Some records
⁂
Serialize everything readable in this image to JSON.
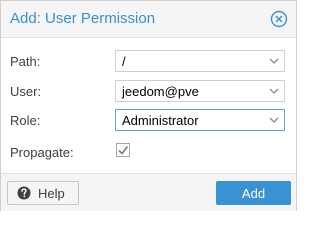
{
  "dialog": {
    "title": "Add: User Permission"
  },
  "form": {
    "path": {
      "label": "Path:",
      "value": "/"
    },
    "user": {
      "label": "User:",
      "value": "jeedom@pve"
    },
    "role": {
      "label": "Role:",
      "value": "Administrator"
    },
    "propagate": {
      "label": "Propagate:",
      "checked": true
    }
  },
  "footer": {
    "help_label": "Help",
    "add_label": "Add"
  },
  "colors": {
    "accent": "#3892d4",
    "focus_border": "#5fa2dd"
  },
  "icons": {
    "close": "close-circle-icon",
    "dropdown": "chevron-down-icon",
    "check": "checkmark-icon",
    "help": "question-circle-icon"
  }
}
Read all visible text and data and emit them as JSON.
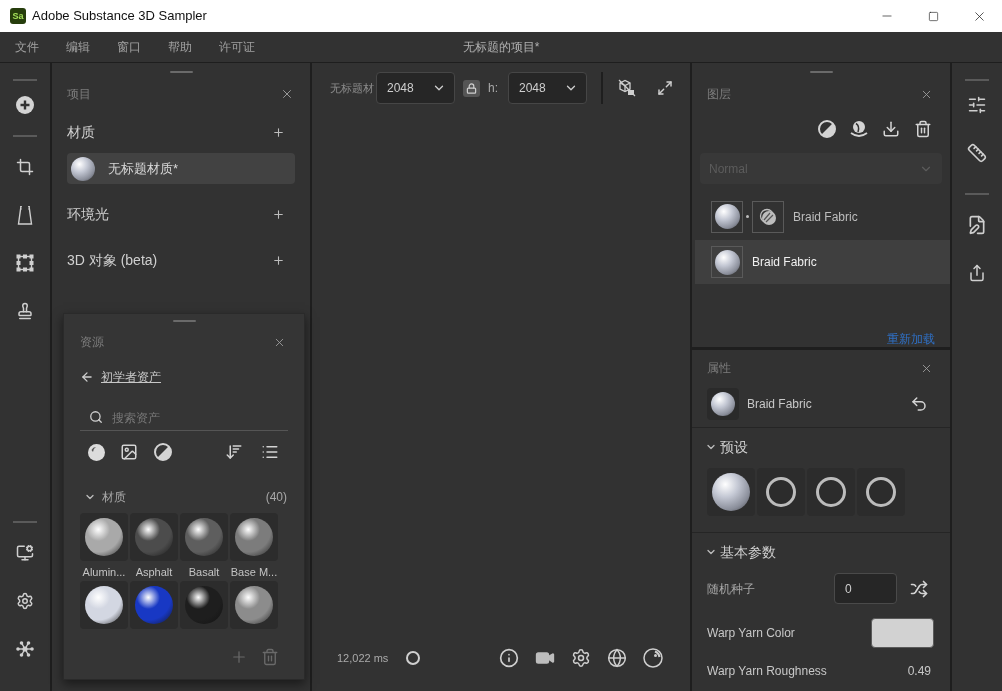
{
  "window": {
    "badge": "Sa",
    "title": "Adobe Substance 3D Sampler"
  },
  "menu": {
    "items": [
      "文件",
      "编辑",
      "窗口",
      "帮助",
      "许可证"
    ],
    "document_title": "无标题的项目*"
  },
  "project_panel": {
    "title": "项目",
    "sections": [
      {
        "label": "材质",
        "items": [
          {
            "label": "无标题材质*",
            "selected": true
          }
        ]
      },
      {
        "label": "环境光"
      },
      {
        "label": "3D 对象 (beta)"
      }
    ]
  },
  "assets_panel": {
    "title": "资源",
    "back_link": "初学者资产",
    "search": {
      "placeholder": "搜索资产"
    },
    "section": {
      "label": "材质",
      "count": "(40)",
      "expanded": true
    },
    "materials": [
      {
        "label": "Alumin...",
        "color": "#a9a9a9"
      },
      {
        "label": "Asphalt",
        "color": "#4c4c4c"
      },
      {
        "label": "Basalt",
        "color": "#5e5e5e"
      },
      {
        "label": "Base M...",
        "color": "#7c7c7c"
      },
      {
        "color": "#d3d7e2"
      },
      {
        "color": "#1838c4"
      },
      {
        "color": "#1e1e1e"
      },
      {
        "color": "#8c8c8c"
      }
    ]
  },
  "viewport": {
    "name_label": "无标题材",
    "width": {
      "value": "2048"
    },
    "locked": true,
    "height_label": "h:",
    "height": {
      "value": "2048"
    },
    "render_time": "12,022 ms"
  },
  "layers_panel": {
    "title": "图层",
    "blend_mode": {
      "value": "Normal",
      "disabled": true
    },
    "layers": [
      {
        "name": "Braid Fabric",
        "mask": true,
        "selected": false
      },
      {
        "name": "Braid Fabric",
        "mask": false,
        "selected": true
      }
    ],
    "reload_link": "重新加载"
  },
  "properties_panel": {
    "title": "属性",
    "material": "Braid Fabric",
    "presets_section": {
      "label": "预设",
      "expanded": true
    },
    "presets": [
      {
        "kind": "sphere"
      },
      {
        "kind": "loading"
      },
      {
        "kind": "loading"
      },
      {
        "kind": "loading"
      }
    ],
    "params_section": {
      "label": "基本参数",
      "expanded": true
    },
    "params": [
      {
        "kind": "number",
        "label": "随机种子",
        "value": "0"
      },
      {
        "kind": "color",
        "label": "Warp Yarn Color",
        "color": "#d2d2d2"
      },
      {
        "kind": "reading",
        "label": "Warp Yarn Roughness",
        "value": "0.49"
      }
    ]
  }
}
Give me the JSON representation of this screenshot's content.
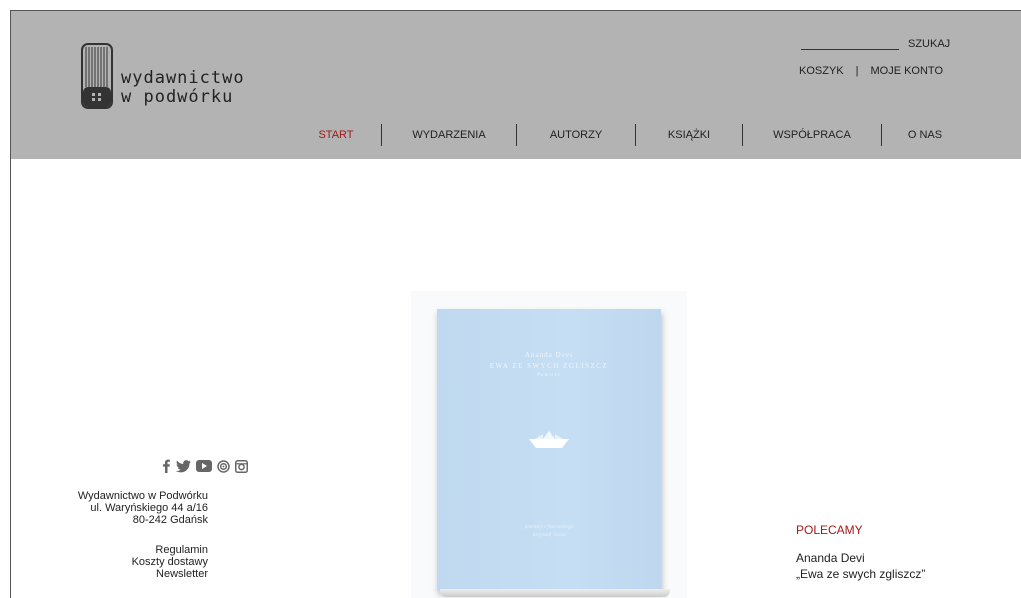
{
  "header": {
    "logo_line1": "wydawnictwo",
    "logo_line2": "w podwórku",
    "search_label": "SZUKAJ",
    "cart_label": "KOSZYK",
    "account_separator": "|",
    "account_label": "MOJE KONTO"
  },
  "nav": {
    "items": [
      {
        "label": "START",
        "active": true
      },
      {
        "label": "WYDARZENIA"
      },
      {
        "label": "AUTORZY"
      },
      {
        "label": "KSIĄŻKI"
      },
      {
        "label": "WSPÓŁPRACA"
      },
      {
        "label": "O NAS"
      }
    ]
  },
  "book": {
    "author": "Ananda Devi",
    "title": "EWA ZE SWYCH ZGLISZCZ",
    "subtitle": "Powieść",
    "credits_line1": "przełożył z francuskiego",
    "credits_line2": "Krzysztof Jarosz"
  },
  "footer": {
    "social_icons": [
      "facebook-icon",
      "twitter-icon",
      "youtube-icon",
      "issuu-icon",
      "instagram-icon"
    ],
    "address_line1": "Wydawnictwo w Podwórku",
    "address_line2": "ul. Waryńskiego 44 a/16",
    "address_line3": "80-242 Gdańsk",
    "link_terms": "Regulamin",
    "link_shipping": "Koszty dostawy",
    "link_newsletter": "Newsletter"
  },
  "recommended": {
    "heading": "POLECAMY",
    "author": "Ananda Devi",
    "title": "„Ewa ze swych zgliszcz”"
  },
  "colors": {
    "header_bg": "#b3b3b3",
    "accent": "#a31919",
    "book_cover": "#c4dcf2"
  }
}
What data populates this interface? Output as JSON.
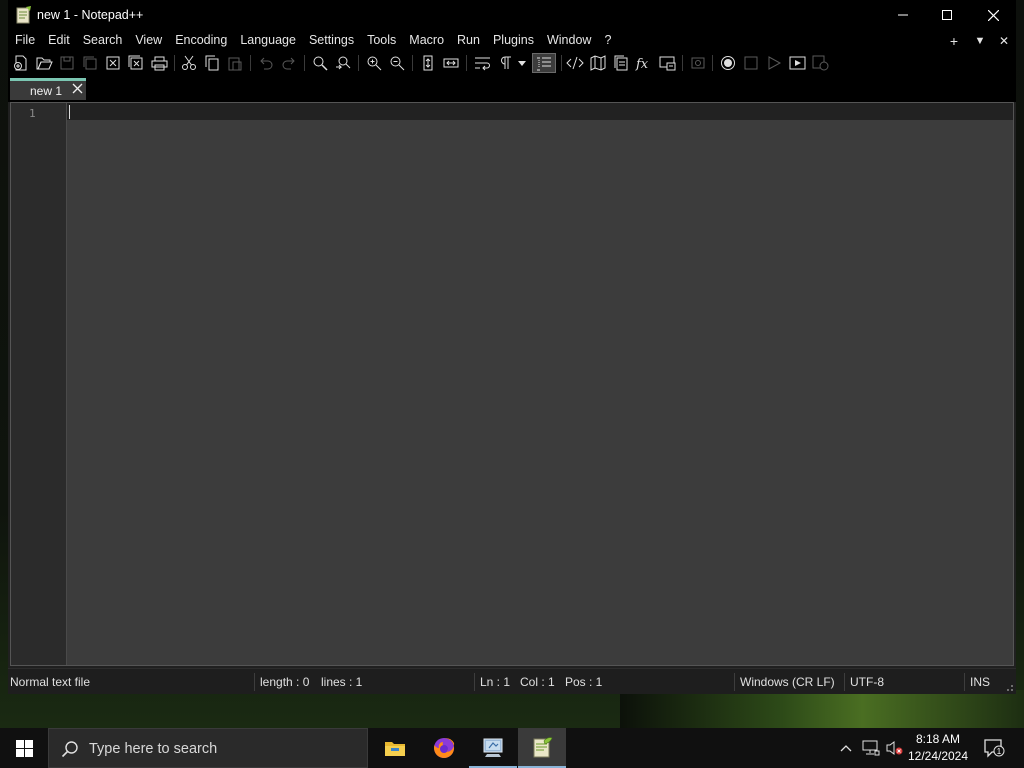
{
  "window": {
    "title": "new 1 - Notepad++"
  },
  "menu": {
    "items": [
      "File",
      "Edit",
      "Search",
      "View",
      "Encoding",
      "Language",
      "Settings",
      "Tools",
      "Macro",
      "Run",
      "Plugins",
      "Window",
      "?"
    ],
    "right_controls": [
      "+",
      "▼",
      "✕"
    ]
  },
  "toolbar": {
    "buttons": [
      "new-file",
      "open-file",
      "save",
      "save-all",
      "close",
      "close-all",
      "print",
      "cut",
      "copy",
      "paste",
      "undo",
      "redo",
      "find",
      "replace",
      "zoom-in",
      "zoom-out",
      "sync-vertical",
      "sync-horizontal",
      "word-wrap",
      "show-all-characters",
      "indent-guide",
      "document-map-list",
      "user-defined-language",
      "document-map",
      "document-list",
      "function-list",
      "folder-as-workspace",
      "monitoring",
      "record-macro",
      "stop-recording",
      "playback",
      "run-macro-multiple",
      "save-macro"
    ]
  },
  "tabs": [
    {
      "label": "new 1",
      "active": true
    }
  ],
  "editor": {
    "line_numbers": [
      "1"
    ],
    "content": ""
  },
  "status": {
    "file_type": "Normal text file",
    "length": "length : 0",
    "lines": "lines : 1",
    "ln": "Ln : 1",
    "col": "Col : 1",
    "pos": "Pos : 1",
    "eol": "Windows (CR LF)",
    "encoding": "UTF-8",
    "mode": "INS"
  },
  "taskbar": {
    "search_placeholder": "Type here to search",
    "apps": [
      "file-explorer",
      "firefox",
      "control-panel",
      "notepad-plus-plus"
    ],
    "clock_time": "8:18 AM",
    "clock_date": "12/24/2024",
    "notification_count": "1"
  },
  "colors": {
    "tab_accent": "#7bc6b2",
    "editor_bg": "#3c3c3c",
    "chrome_bg": "#000000",
    "taskbar_bg": "#101010"
  }
}
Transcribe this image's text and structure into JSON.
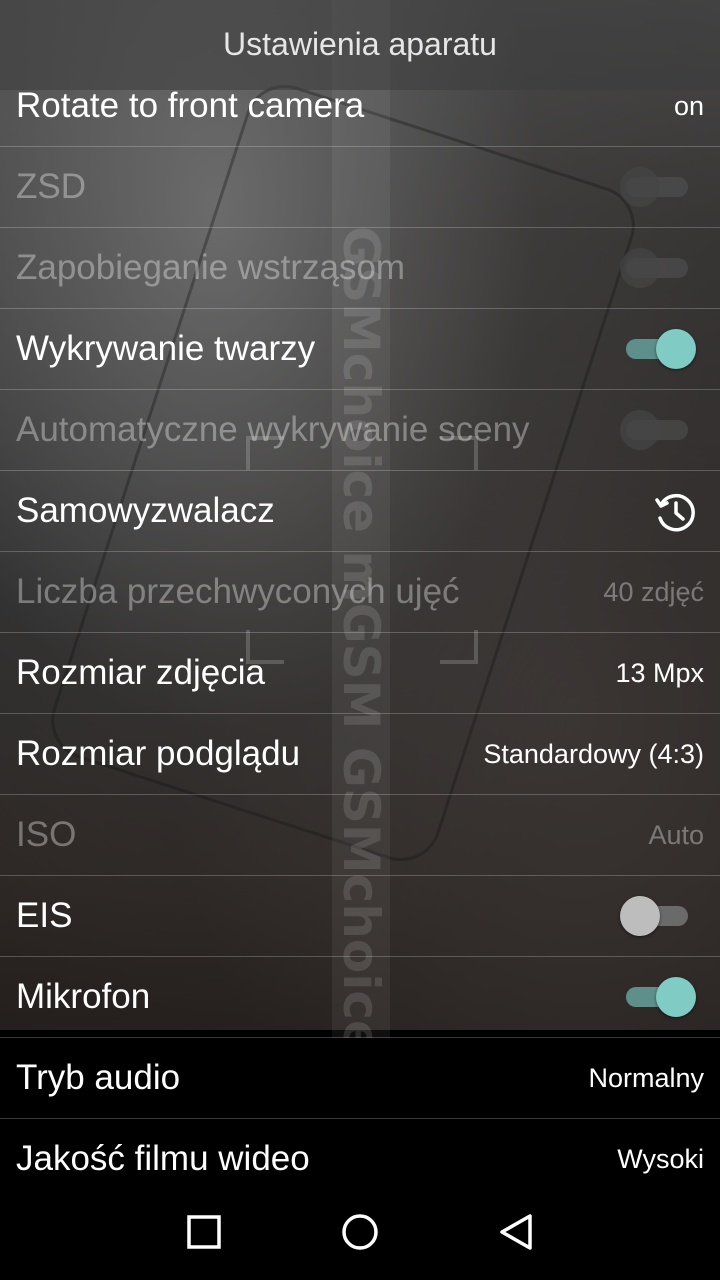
{
  "header": {
    "title": "Ustawienia aparatu"
  },
  "watermark": {
    "text": "GSMchoice mGSM GSMchoice"
  },
  "settings": [
    {
      "label": "Rotate to front camera",
      "value": "on"
    },
    {
      "label": "ZSD",
      "toggle": "off",
      "disabled": true
    },
    {
      "label": "Zapobieganie wstrząsom",
      "toggle": "off",
      "disabled": true
    },
    {
      "label": "Wykrywanie twarzy",
      "toggle": "on"
    },
    {
      "label": "Automatyczne wykrywanie sceny",
      "toggle": "off",
      "disabled": true
    },
    {
      "label": "Samowyzwalacz",
      "icon": "timer-icon"
    },
    {
      "label": "Liczba przechwyconych ujęć",
      "value": "40 zdjęć",
      "disabled": true
    },
    {
      "label": "Rozmiar zdjęcia",
      "value": "13 Mpx"
    },
    {
      "label": "Rozmiar podglądu",
      "value": "Standardowy (4:3)"
    },
    {
      "label": "ISO",
      "value": "Auto",
      "disabled": true
    },
    {
      "label": "EIS",
      "toggle": "off"
    },
    {
      "label": "Mikrofon",
      "toggle": "on"
    },
    {
      "label": "Tryb audio",
      "value": "Normalny"
    },
    {
      "label": "Jakość filmu wideo",
      "value": "Wysoki"
    }
  ],
  "navbar": {
    "icons": [
      "recents-icon",
      "home-icon",
      "back-icon"
    ]
  },
  "colors": {
    "toggle_on_thumb": "#80cbc4",
    "toggle_on_track": "#5e8f8a",
    "toggle_off_thumb": "#bdbdbd",
    "disabled_text": "rgba(255,255,255,0.35)"
  }
}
⁂
Challenge:
Give the count of lines containing "data", with no added text.

Response:
2